* **WHAT IS ASKED**
Reproduce the data below verbatim, line by line, omitting the pictures.

◆ ◆ ◆ ◆ ◆

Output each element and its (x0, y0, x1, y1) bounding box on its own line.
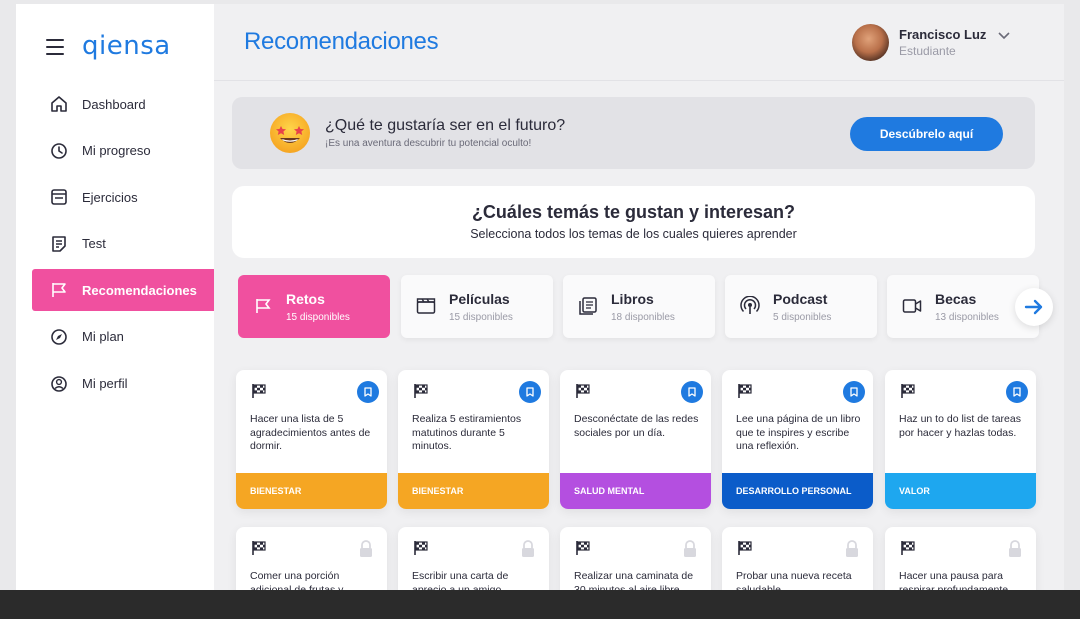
save-badge-icon[interactable] (519, 381, 541, 403)
arrow-right-icon (1024, 299, 1043, 315)
video-icon (901, 295, 923, 317)
challenge-tag: BIENESTAR (398, 473, 549, 509)
checkered-flag-icon (414, 541, 428, 555)
challenge-card[interactable]: Desconéctate de las redes sociales por u… (560, 370, 711, 509)
book-icon (577, 295, 599, 317)
category-name: Libros (611, 291, 654, 307)
flag-icon (252, 295, 274, 317)
topics-card: ¿Cuáles temás te gustan y interesan? Sel… (232, 186, 1035, 258)
header-divider (214, 80, 1064, 81)
sidebar-item-label: Dashboard (82, 96, 146, 112)
challenge-card[interactable]: Hacer una lista de 5 agradecimientos ant… (236, 370, 387, 509)
exercise-icon (50, 188, 68, 206)
challenge-card[interactable]: Lee una página de un libro que te inspir… (722, 370, 873, 509)
future-banner: ¿Qué te gustaría ser en el futuro? ¡Es u… (232, 97, 1035, 169)
user-name: Francisco Luz (899, 27, 987, 42)
sidebar-item-label: Mi perfil (82, 376, 128, 392)
sidebar-item-mi-progreso[interactable]: Mi progreso (32, 130, 214, 172)
checkered-flag-icon (901, 541, 915, 555)
topics-title: ¿Cuáles temás te gustan y interesan? (471, 202, 796, 222)
app-logo: qiensa (82, 31, 171, 61)
category-count: 15 disponibles (286, 312, 350, 323)
sidebar-item-mi-perfil[interactable]: Mi perfil (32, 363, 214, 405)
discover-button[interactable]: Descúbrelo aquí (850, 117, 1003, 151)
lock-icon (522, 540, 534, 557)
category-podcast[interactable]: Podcast 5 disponibles (725, 275, 877, 338)
checkered-flag-icon (576, 384, 590, 398)
podcast-icon (739, 295, 761, 317)
checkered-flag-icon (252, 384, 266, 398)
save-badge-icon[interactable] (843, 381, 865, 403)
checkered-flag-icon (901, 384, 915, 398)
profile-icon (50, 375, 68, 393)
user-menu[interactable]: Francisco Luz Estudiante (852, 24, 1010, 61)
sidebar-item-mi-plan[interactable]: Mi plan (32, 316, 214, 358)
challenge-tag: DESARROLLO PERSONAL (722, 473, 873, 509)
challenge-text: Haz un to do list de tareas por hacer y … (899, 413, 1021, 439)
sidebar-item-dashboard[interactable]: Dashboard (32, 83, 214, 125)
flag-icon (50, 281, 68, 299)
avatar (852, 24, 889, 61)
sidebar-item-label: Test (82, 236, 106, 252)
category-name: Becas (935, 291, 977, 307)
banner-question: ¿Qué te gustaría ser en el futuro? (325, 117, 566, 134)
topics-subtitle: Selecciona todos los temas de los cuales… (470, 227, 797, 241)
lock-icon (846, 540, 858, 557)
user-role: Estudiante (899, 44, 956, 58)
next-categories-button[interactable] (1015, 288, 1053, 326)
category-libros[interactable]: Libros 18 disponibles (563, 275, 715, 338)
lock-icon (684, 540, 696, 557)
save-badge-icon[interactable] (681, 381, 703, 403)
test-icon (50, 235, 68, 253)
save-badge-icon[interactable] (1006, 381, 1028, 403)
category-retos[interactable]: Retos 15 disponibles (238, 275, 390, 338)
clapper-icon (415, 295, 437, 317)
challenge-text: Hacer una lista de 5 agradecimientos ant… (250, 413, 371, 452)
sidebar-item-ejercicios[interactable]: Ejercicios (32, 176, 214, 218)
lock-icon (1009, 540, 1021, 557)
category-count: 5 disponibles (773, 312, 832, 323)
sidebar-nav: Dashboard Mi progreso Ejercicios Test Re… (32, 83, 214, 409)
category-peliculas[interactable]: Películas 15 disponibles (401, 275, 553, 338)
challenge-card[interactable]: Haz un to do list de tareas por hacer y … (885, 370, 1036, 509)
category-name: Podcast (773, 291, 828, 307)
screen-bottom-bar (0, 590, 1080, 619)
lock-icon (360, 540, 372, 557)
save-badge-icon[interactable] (357, 381, 379, 403)
sidebar-item-label: Ejercicios (82, 189, 138, 205)
category-count: 13 disponibles (935, 312, 999, 323)
checkered-flag-icon (576, 541, 590, 555)
home-icon (50, 95, 68, 113)
challenge-tag: BIENESTAR (236, 473, 387, 509)
sidebar-item-label: Recomendaciones (82, 282, 197, 298)
checkered-flag-icon (414, 384, 428, 398)
checkered-flag-icon (252, 541, 266, 555)
page-title: Recomendaciones (244, 28, 439, 55)
star-struck-emoji-icon (270, 113, 310, 153)
category-count: 18 disponibles (611, 312, 675, 323)
challenge-text: Desconéctate de las redes sociales por u… (574, 413, 699, 439)
category-name: Retos (286, 291, 325, 307)
checkered-flag-icon (738, 384, 752, 398)
challenge-tag: SALUD MENTAL (560, 473, 711, 509)
category-count: 15 disponibles (449, 312, 513, 323)
challenge-text: Realiza 5 estiramientos matutinos durant… (412, 413, 522, 452)
category-name: Películas (449, 291, 510, 307)
sidebar-item-recomendaciones[interactable]: Recomendaciones (32, 269, 214, 312)
checkered-flag-icon (738, 541, 752, 555)
challenge-tag: VALOR (885, 473, 1036, 509)
challenge-card[interactable]: Realiza 5 estiramientos matutinos durant… (398, 370, 549, 509)
sidebar-item-test[interactable]: Test (32, 223, 214, 265)
challenge-text: Lee una página de un libro que te inspir… (736, 413, 861, 452)
sidebar: qiensa Dashboard Mi progreso Ejercicios … (16, 4, 214, 611)
menu-icon[interactable] (46, 39, 64, 55)
app-window: qiensa Dashboard Mi progreso Ejercicios … (16, 4, 1064, 611)
sidebar-item-label: Mi plan (82, 329, 124, 345)
compass-icon (50, 328, 68, 346)
sidebar-item-label: Mi progreso (82, 143, 151, 159)
chevron-down-icon[interactable] (998, 31, 1010, 40)
clock-icon (50, 142, 68, 160)
banner-subtitle: ¡Es una aventura descubrir tu potencial … (325, 138, 532, 149)
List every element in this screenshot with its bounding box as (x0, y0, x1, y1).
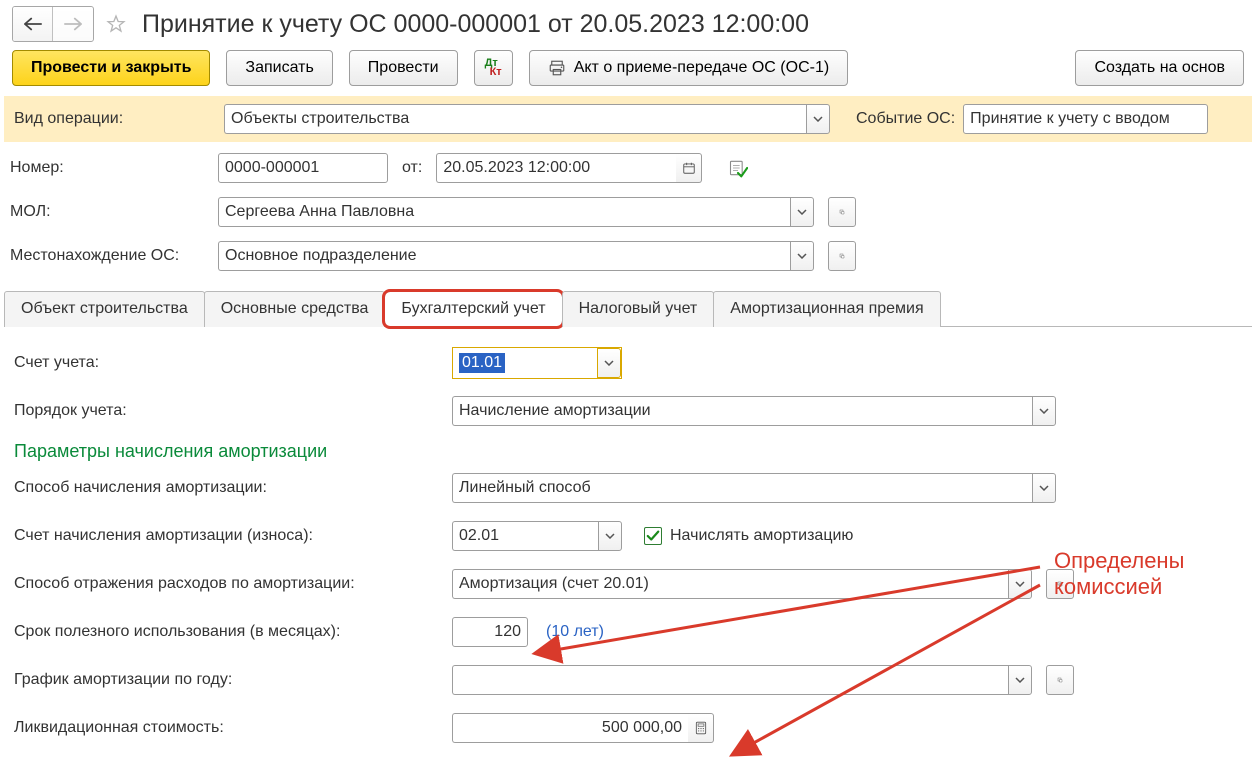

◆ ◆ ◆ ◆ ◆

* **ANSWER**
Output each element and its (x0, y0, x1, y1) bounding box on its own line.
save-badge-icon[interactable] (519, 381, 541, 403)
arrow-right-icon (1024, 299, 1043, 315)
video-icon (901, 295, 923, 317)
challenge-tag: BIENESTAR (398, 473, 549, 509)
checkered-flag-icon (414, 541, 428, 555)
challenge-card[interactable]: Desconéctate de las redes sociales por u… (560, 370, 711, 509)
book-icon (577, 295, 599, 317)
category-name: Libros (611, 291, 654, 307)
flag-icon (252, 295, 274, 317)
topics-card: ¿Cuáles temás te gustan y interesan? Sel… (232, 186, 1035, 258)
header-divider (214, 80, 1064, 81)
sidebar-item-label: Dashboard (82, 96, 146, 112)
challenge-card[interactable]: Hacer una lista de 5 agradecimientos ant… (236, 370, 387, 509)
exercise-icon (50, 188, 68, 206)
challenge-card[interactable]: Lee una página de un libro que te inspir… (722, 370, 873, 509)
future-banner: ¿Qué te gustaría ser en el futuro? ¡Es u… (232, 97, 1035, 169)
user-name: Francisco Luz (899, 27, 987, 42)
sidebar-item-label: Mi perfil (82, 376, 128, 392)
sidebar-item-mi-progreso[interactable]: Mi progreso (32, 130, 214, 172)
checkered-flag-icon (901, 541, 915, 555)
topics-title: ¿Cuáles temás te gustan y interesan? (471, 202, 796, 222)
app-logo: qiensa (82, 31, 171, 61)
category-count: 15 disponibles (286, 312, 350, 323)
sidebar-item-mi-perfil[interactable]: Mi perfil (32, 363, 214, 405)
discover-button[interactable]: Descúbrelo aquí (850, 117, 1003, 151)
lock-icon (522, 540, 534, 557)
category-podcast[interactable]: Podcast 5 disponibles (725, 275, 877, 338)
checkered-flag-icon (576, 384, 590, 398)
podcast-icon (739, 295, 761, 317)
checkered-flag-icon (252, 384, 266, 398)
save-badge-icon[interactable] (843, 381, 865, 403)
checkered-flag-icon (901, 384, 915, 398)
profile-icon (50, 375, 68, 393)
user-menu[interactable]: Francisco Luz Estudiante (852, 24, 1010, 61)
sidebar-item-mi-plan[interactable]: Mi plan (32, 316, 214, 358)
challenge-tag: DESARROLLO PERSONAL (722, 473, 873, 509)
challenge-text: Haz un to do list de tareas por hacer y … (899, 413, 1021, 439)
sidebar-item-dashboard[interactable]: Dashboard (32, 83, 214, 125)
flag-icon (50, 281, 68, 299)
avatar (852, 24, 889, 61)
sidebar-item-label: Test (82, 236, 106, 252)
category-name: Becas (935, 291, 977, 307)
banner-question: ¿Qué te gustaría ser en el futuro? (325, 117, 566, 134)
topics-subtitle: Selecciona todos los temas de los cuales… (470, 227, 797, 241)
lock-icon (846, 540, 858, 557)
user-role: Estudiante (899, 44, 956, 58)
next-categories-button[interactable] (1015, 288, 1053, 326)
category-libros[interactable]: Libros 18 disponibles (563, 275, 715, 338)
lock-icon (684, 540, 696, 557)
save-badge-icon[interactable] (681, 381, 703, 403)
test-icon (50, 235, 68, 253)
save-badge-icon[interactable] (1006, 381, 1028, 403)
category-retos[interactable]: Retos 15 disponibles (238, 275, 390, 338)
clapper-icon (415, 295, 437, 317)
challenge-text: Hacer una lista de 5 agradecimientos ant… (250, 413, 371, 452)
sidebar-item-ejercicios[interactable]: Ejercicios (32, 176, 214, 218)
lock-icon (1009, 540, 1021, 557)
category-count: 5 disponibles (773, 312, 832, 323)
sidebar-nav: Dashboard Mi progreso Ejercicios Test Re… (32, 83, 214, 409)
category-peliculas[interactable]: Películas 15 disponibles (401, 275, 553, 338)
challenge-card[interactable]: Haz un to do list de tareas por hacer y … (885, 370, 1036, 509)
category-name: Podcast (773, 291, 828, 307)
screen-bottom-bar (0, 590, 1080, 619)
lock-icon (360, 540, 372, 557)
save-badge-icon[interactable] (357, 381, 379, 403)
sidebar-item-label: Ejercicios (82, 189, 138, 205)
category-count: 13 disponibles (935, 312, 999, 323)
checkered-flag-icon (576, 541, 590, 555)
home-icon (50, 95, 68, 113)
challenge-tag: BIENESTAR (236, 473, 387, 509)
sidebar-item-label: Recomendaciones (82, 282, 197, 298)
checkered-flag-icon (414, 384, 428, 398)
checkered-flag-icon (252, 541, 266, 555)
page-title: Recomendaciones (244, 28, 439, 55)
star-struck-emoji-icon (270, 113, 310, 153)
category-count: 18 disponibles (611, 312, 675, 323)
challenge-text: Desconéctate de las redes sociales por u… (574, 413, 699, 439)
category-name: Retos (286, 291, 325, 307)
checkered-flag-icon (738, 384, 752, 398)
challenge-tag: SALUD MENTAL (560, 473, 711, 509)
category-count: 15 disponibles (449, 312, 513, 323)
challenge-text: Realiza 5 estiramientos matutinos durant… (412, 413, 522, 452)
category-name: Películas (449, 291, 510, 307)
sidebar-item-recomendaciones[interactable]: Recomendaciones (32, 269, 214, 312)
checkered-flag-icon (738, 541, 752, 555)
challenge-tag: VALOR (885, 473, 1036, 509)
challenge-card[interactable]: Realiza 5 estiramientos matutinos durant… (398, 370, 549, 509)
sidebar-item-test[interactable]: Test (32, 223, 214, 265)
challenge-text: Lee una página de un libro que te inspir… (736, 413, 861, 452)
sidebar: qiensa Dashboard Mi progreso Ejercicios … (16, 4, 214, 611)
menu-icon[interactable] (46, 39, 64, 55)
app-window: qiensa Dashboard Mi progreso Ejercicios … (16, 4, 1064, 611)
sidebar-item-label: Mi plan (82, 329, 124, 345)
compass-icon (50, 328, 68, 346)
sidebar-item-label: Mi progreso (82, 143, 151, 159)
chevron-down-icon[interactable] (998, 31, 1010, 40)
clock-icon (50, 142, 68, 160)
banner-subtitle: ¡Es una aventura descubrir tu potencial … (325, 138, 532, 149)
List every element in this screenshot with its bounding box as (x0, y0, x1, y1).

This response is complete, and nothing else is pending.